### Task to complete:
Wherever the string "Fetch" appears in a line, extract that line.

== Data for this task

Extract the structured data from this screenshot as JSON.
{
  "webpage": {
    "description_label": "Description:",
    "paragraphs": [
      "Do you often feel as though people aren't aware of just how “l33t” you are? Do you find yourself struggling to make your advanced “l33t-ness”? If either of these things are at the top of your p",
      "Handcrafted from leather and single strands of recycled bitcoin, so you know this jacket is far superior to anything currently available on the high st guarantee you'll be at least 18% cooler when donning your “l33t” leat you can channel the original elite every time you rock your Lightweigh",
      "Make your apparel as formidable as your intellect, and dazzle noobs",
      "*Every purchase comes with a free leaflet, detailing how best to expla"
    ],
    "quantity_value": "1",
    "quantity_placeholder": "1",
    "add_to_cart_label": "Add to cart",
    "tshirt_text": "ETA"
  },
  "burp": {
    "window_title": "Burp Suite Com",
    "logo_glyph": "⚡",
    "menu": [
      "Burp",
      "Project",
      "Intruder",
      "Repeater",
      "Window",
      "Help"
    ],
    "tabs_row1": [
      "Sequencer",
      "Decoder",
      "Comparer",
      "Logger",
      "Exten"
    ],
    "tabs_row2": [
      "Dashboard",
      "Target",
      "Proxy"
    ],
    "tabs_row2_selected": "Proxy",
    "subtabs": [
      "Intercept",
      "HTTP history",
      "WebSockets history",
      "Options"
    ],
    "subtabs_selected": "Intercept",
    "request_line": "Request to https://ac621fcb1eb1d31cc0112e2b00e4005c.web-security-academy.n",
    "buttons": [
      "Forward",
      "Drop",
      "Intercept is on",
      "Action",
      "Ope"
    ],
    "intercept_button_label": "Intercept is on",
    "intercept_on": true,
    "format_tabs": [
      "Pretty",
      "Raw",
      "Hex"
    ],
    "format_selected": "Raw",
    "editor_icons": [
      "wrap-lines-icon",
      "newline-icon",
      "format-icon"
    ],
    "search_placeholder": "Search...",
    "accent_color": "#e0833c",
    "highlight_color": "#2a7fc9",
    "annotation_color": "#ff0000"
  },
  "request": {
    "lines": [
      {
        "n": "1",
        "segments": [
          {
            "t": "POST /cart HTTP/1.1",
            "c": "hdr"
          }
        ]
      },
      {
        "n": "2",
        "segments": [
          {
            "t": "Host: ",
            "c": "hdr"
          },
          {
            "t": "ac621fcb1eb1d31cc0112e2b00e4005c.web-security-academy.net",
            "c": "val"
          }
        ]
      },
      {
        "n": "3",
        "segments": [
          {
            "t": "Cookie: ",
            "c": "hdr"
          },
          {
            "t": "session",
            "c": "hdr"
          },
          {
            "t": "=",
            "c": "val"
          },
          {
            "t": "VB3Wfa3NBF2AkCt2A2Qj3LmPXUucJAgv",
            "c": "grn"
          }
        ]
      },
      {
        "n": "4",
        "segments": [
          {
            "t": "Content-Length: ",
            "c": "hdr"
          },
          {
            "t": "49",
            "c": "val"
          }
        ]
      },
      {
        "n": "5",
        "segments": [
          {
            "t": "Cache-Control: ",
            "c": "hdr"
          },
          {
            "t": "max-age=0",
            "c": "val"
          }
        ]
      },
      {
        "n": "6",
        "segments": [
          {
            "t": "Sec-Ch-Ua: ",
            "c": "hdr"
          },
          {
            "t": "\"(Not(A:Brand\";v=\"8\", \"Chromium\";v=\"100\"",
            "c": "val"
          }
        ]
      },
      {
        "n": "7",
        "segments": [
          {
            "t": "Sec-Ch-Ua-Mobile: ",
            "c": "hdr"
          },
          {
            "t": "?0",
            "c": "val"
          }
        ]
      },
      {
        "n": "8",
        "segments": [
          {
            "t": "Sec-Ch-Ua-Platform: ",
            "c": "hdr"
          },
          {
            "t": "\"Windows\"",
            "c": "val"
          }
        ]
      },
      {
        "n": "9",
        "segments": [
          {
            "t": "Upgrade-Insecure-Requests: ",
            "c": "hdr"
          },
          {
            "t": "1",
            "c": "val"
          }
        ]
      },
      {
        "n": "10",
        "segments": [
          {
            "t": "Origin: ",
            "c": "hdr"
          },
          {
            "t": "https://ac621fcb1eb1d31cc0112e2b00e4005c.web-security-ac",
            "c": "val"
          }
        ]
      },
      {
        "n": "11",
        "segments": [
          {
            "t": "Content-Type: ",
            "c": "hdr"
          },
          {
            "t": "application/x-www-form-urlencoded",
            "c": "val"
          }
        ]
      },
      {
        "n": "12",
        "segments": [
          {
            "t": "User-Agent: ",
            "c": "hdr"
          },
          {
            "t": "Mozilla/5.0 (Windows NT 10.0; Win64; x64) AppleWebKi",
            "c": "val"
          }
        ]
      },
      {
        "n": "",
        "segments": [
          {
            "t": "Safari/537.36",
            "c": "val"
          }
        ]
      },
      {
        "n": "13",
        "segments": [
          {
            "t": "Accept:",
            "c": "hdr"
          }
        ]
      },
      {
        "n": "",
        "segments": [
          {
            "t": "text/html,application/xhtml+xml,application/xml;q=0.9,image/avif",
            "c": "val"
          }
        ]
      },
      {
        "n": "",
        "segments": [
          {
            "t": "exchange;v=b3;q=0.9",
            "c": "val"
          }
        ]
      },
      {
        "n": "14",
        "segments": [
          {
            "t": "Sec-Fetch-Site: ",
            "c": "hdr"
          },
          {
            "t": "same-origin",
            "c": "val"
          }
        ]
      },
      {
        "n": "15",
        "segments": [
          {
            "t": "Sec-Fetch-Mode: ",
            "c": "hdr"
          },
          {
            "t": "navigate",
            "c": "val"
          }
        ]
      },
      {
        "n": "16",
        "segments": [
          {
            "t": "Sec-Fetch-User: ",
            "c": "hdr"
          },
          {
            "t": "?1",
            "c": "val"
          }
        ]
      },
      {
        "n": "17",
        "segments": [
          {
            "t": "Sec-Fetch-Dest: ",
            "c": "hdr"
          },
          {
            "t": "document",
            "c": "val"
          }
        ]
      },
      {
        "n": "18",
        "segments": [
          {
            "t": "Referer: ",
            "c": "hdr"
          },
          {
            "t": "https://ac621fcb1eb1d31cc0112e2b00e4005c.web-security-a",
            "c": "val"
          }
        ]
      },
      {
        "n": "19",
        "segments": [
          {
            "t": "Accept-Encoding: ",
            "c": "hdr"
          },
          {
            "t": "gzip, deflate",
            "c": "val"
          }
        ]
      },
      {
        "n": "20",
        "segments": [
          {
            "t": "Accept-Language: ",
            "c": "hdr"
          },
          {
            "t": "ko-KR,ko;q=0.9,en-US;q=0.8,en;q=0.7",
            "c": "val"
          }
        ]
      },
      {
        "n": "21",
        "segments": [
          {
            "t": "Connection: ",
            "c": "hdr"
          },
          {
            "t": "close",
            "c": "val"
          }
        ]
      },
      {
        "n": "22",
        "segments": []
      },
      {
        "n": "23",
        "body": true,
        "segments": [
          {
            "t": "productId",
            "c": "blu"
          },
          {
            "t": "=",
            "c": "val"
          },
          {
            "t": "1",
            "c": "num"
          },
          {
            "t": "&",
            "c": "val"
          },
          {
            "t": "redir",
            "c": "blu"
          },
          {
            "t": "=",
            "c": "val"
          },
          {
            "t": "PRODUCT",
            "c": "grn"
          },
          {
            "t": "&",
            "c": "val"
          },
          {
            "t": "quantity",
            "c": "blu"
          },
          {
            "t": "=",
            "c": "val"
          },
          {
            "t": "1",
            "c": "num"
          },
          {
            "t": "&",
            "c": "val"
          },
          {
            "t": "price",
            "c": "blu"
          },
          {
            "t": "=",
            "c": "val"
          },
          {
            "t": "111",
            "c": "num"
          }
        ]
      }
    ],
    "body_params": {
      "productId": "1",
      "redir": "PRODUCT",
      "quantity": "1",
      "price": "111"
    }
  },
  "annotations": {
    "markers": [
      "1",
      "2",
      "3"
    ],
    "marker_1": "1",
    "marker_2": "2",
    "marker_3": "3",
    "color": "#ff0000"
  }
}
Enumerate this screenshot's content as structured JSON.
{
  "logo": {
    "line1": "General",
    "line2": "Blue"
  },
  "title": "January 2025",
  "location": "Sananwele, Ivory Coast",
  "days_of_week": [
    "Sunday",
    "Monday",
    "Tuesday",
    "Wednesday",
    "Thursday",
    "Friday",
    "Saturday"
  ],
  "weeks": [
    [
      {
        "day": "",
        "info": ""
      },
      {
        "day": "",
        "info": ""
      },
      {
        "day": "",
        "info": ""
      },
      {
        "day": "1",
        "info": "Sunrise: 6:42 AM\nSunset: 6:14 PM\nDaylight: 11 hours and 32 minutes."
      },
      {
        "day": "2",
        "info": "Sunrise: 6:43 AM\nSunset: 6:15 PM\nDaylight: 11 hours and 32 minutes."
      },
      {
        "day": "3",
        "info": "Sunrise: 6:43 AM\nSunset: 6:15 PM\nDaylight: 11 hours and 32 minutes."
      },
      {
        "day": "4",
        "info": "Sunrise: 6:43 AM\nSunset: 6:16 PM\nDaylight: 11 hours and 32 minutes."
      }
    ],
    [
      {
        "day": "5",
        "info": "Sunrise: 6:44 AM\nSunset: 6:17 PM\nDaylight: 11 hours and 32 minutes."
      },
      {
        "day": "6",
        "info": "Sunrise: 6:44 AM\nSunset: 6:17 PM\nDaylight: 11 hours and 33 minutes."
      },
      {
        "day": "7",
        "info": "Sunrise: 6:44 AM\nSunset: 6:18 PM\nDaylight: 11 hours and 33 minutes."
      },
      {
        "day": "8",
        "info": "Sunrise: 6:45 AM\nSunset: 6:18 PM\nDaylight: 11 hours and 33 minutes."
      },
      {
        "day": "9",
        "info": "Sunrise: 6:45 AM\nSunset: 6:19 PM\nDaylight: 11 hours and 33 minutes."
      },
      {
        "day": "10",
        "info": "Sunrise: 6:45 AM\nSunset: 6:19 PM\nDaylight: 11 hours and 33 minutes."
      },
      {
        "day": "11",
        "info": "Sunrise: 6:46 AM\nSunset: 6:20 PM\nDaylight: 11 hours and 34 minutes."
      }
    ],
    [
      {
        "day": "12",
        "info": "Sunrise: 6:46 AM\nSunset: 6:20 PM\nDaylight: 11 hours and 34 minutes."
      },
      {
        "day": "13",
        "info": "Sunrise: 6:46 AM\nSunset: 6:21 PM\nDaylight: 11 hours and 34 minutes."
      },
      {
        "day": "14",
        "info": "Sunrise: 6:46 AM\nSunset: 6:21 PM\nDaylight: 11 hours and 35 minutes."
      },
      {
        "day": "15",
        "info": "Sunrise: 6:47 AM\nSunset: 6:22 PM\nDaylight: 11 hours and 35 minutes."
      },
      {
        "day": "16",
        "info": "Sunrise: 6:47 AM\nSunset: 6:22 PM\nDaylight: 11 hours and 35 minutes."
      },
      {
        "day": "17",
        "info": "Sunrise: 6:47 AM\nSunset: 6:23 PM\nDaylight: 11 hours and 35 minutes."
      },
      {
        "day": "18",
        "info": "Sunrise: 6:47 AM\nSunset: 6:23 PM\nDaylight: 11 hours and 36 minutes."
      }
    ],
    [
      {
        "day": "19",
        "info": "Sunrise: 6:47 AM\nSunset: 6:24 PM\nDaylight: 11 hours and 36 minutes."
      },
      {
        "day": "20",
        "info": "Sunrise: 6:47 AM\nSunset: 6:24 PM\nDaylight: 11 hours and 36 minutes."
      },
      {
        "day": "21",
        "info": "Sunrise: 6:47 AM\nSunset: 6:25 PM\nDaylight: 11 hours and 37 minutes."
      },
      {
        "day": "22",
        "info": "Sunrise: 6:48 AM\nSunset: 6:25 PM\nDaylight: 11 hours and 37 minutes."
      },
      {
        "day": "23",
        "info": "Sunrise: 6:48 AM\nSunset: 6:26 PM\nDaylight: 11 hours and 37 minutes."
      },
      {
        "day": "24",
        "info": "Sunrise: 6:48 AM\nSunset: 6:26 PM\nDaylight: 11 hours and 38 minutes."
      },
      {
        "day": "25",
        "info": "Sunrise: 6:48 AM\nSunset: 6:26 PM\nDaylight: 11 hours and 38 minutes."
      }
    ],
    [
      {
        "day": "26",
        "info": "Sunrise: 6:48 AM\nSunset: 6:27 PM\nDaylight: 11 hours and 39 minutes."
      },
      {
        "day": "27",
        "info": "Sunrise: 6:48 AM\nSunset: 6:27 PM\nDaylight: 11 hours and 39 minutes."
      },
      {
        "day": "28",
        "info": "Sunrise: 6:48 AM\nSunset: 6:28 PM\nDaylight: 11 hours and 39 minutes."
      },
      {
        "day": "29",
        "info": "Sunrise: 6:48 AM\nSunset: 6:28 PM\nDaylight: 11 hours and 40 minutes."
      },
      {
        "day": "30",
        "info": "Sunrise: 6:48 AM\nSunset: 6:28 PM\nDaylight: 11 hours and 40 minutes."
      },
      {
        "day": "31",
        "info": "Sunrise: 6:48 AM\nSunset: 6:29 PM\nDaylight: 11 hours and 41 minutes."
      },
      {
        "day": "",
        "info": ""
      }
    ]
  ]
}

====

### Result:
            "t": "Sec-Fetch-Site: ",
            "t": "Sec-Fetch-Mode: ",
            "t": "Sec-Fetch-User: ",
            "t": "Sec-Fetch-Dest: ",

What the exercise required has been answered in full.